DATASET EXCERPTS START

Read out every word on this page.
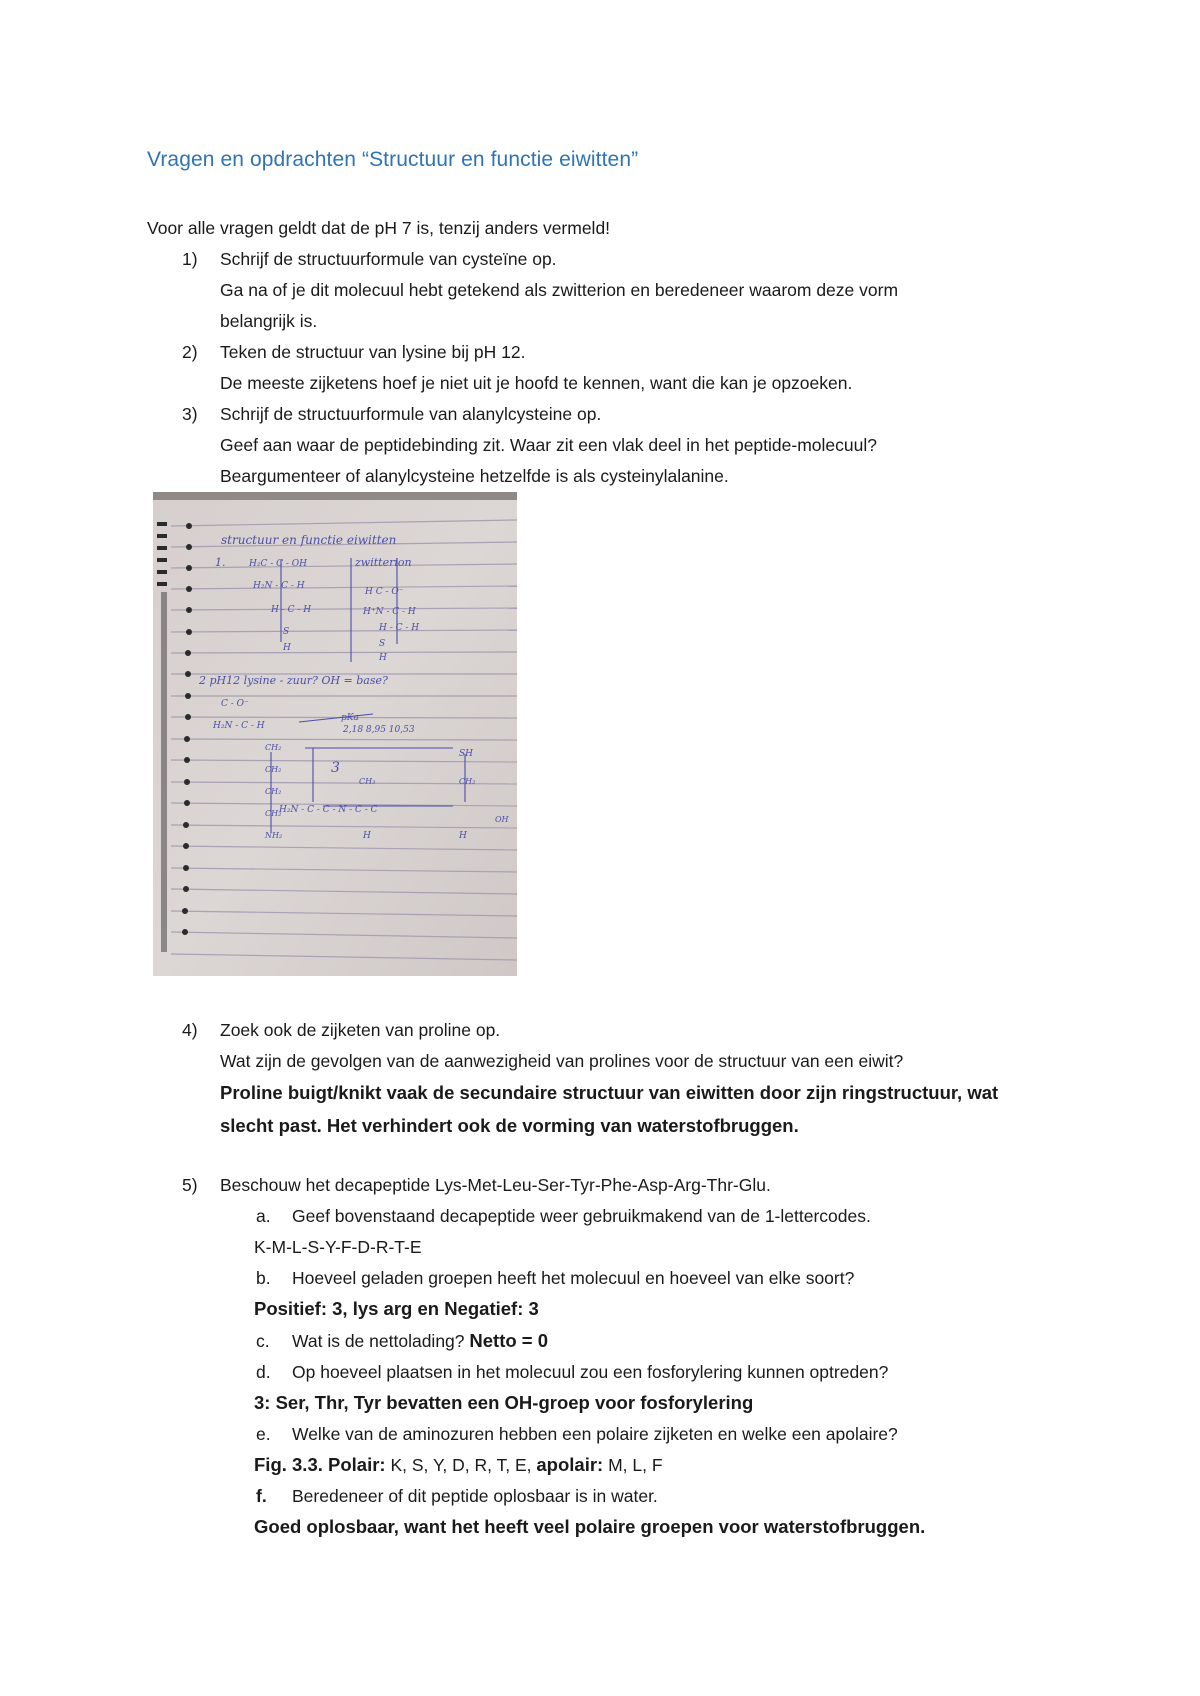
Vragen en opdrachten “Structuur en functie eiwitten”
Voor alle vragen geldt dat de pH 7 is, tenzij anders vermeld!
1) Schrijf de structuurformule van cysteïne op.
Ga na of je dit molecuul hebt getekend als zwitterion en beredeneer waarom deze vorm
belangrijk is.
2) Teken de structuur van lysine bij pH 12.
De meeste zijketens hoef je niet uit je hoofd te kennen, want die kan je opzoeken.
3) Schrijf de structuurformule van alanylcysteine op.
Geef aan waar de peptidebinding zit. Waar zit een vlak deel in het peptide-molecuul?
Beargumenteer of alanylcysteine hetzelfde is als cysteinylalanine.
structuur en functie eiwitten
1.	zwitterion
H₂C - C - OH
H₂N - C - H
H C - O⁻
H⁺N - C - H
H - C - H
S
H
H - C - H
S
H
2 pH12 lysine - zuur? OH = base?
C - O⁻
H₂N - C - H
pKa
2,18 8,95 10,53
CH₂
CH₂
CH₂
CH₂
NH₂
3
SH
CH₂
CH₃
H₂N - C - C - N - C - C
OH
H	H
4) Zoek ook de zijketen van proline op.
Wat zijn de gevolgen van de aanwezigheid van prolines voor de structuur van een eiwit?
Proline buigt/knikt vaak de secundaire structuur van eiwitten door zijn ringstructuur, wat
slecht past. Het verhindert ook de vorming van waterstofbruggen.
5) Beschouw het decapeptide Lys-Met-Leu-Ser-Tyr-Phe-Asp-Arg-Thr-Glu.
a. Geef bovenstaand decapeptide weer gebruikmakend van de 1-lettercodes.
K-M-L-S-Y-F-D-R-T-E
b. Hoeveel geladen groepen heeft het molecuul en hoeveel van elke soort?
Positief: 3, lys arg en Negatief: 3
c. Wat is de nettolading? Netto = 0
d. Op hoeveel plaatsen in het molecuul zou een fosforylering kunnen optreden?
3: Ser, Thr, Tyr bevatten een OH-groep voor fosforylering
e. Welke van de aminozuren hebben een polaire zijketen en welke een apolaire?
Fig. 3.3. Polair: K, S, Y, D, R, T, E, apolair: M, L, F
f. Beredeneer of dit peptide oplosbaar is in water.
Goed oplosbaar, want het heeft veel polaire groepen voor waterstofbruggen.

DATASET EXCERPTS END

**EXERCISE OBJECTIVE**
Transcribe the data word for word, with no images.

**RESPONSE**
Read out every word on this page.
Vragen en opdrachten “Structuur en functie eiwitten”
Voor alle vragen geldt dat de pH 7 is, tenzij anders vermeld!
1) Schrijf de structuurformule van cysteïne op.
Ga na of je dit molecuul hebt getekend als zwitterion en beredeneer waarom deze vorm
belangrijk is.
2) Teken de structuur van lysine bij pH 12.
De meeste zijketens hoef je niet uit je hoofd te kennen, want die kan je opzoeken.
3) Schrijf de structuurformule van alanylcysteine op.
Geef aan waar de peptidebinding zit. Waar zit een vlak deel in het peptide-molecuul?
Beargumenteer of alanylcysteine hetzelfde is als cysteinylalanine.
structuur en functie eiwitten
1.	zwitterion
H₂C - C - OH
H₂N - C - H
H C - O⁻
H⁺N - C - H
H - C - H
S
H
H - C - H
S
H
2 pH12 lysine - zuur? OH = base?
C - O⁻
H₂N - C - H
pKa
2,18 8,95 10,53
CH₂
CH₂
CH₂
CH₂
NH₂
3
SH
CH₂
CH₃
H₂N - C - C - N - C - C
OH
H	H
4) Zoek ook de zijketen van proline op.
Wat zijn de gevolgen van de aanwezigheid van prolines voor de structuur van een eiwit?
Proline buigt/knikt vaak de secundaire structuur van eiwitten door zijn ringstructuur, wat
slecht past. Het verhindert ook de vorming van waterstofbruggen.
5) Beschouw het decapeptide Lys-Met-Leu-Ser-Tyr-Phe-Asp-Arg-Thr-Glu.
a. Geef bovenstaand decapeptide weer gebruikmakend van de 1-lettercodes.
K-M-L-S-Y-F-D-R-T-E
b. Hoeveel geladen groepen heeft het molecuul en hoeveel van elke soort?
Positief: 3, lys arg en Negatief: 3
c. Wat is de nettolading? Netto = 0
d. Op hoeveel plaatsen in het molecuul zou een fosforylering kunnen optreden?
3: Ser, Thr, Tyr bevatten een OH-groep voor fosforylering
e. Welke van de aminozuren hebben een polaire zijketen en welke een apolaire?
Fig. 3.3. Polair: K, S, Y, D, R, T, E, apolair: M, L, F
f. Beredeneer of dit peptide oplosbaar is in water.
Goed oplosbaar, want het heeft veel polaire groepen voor waterstofbruggen.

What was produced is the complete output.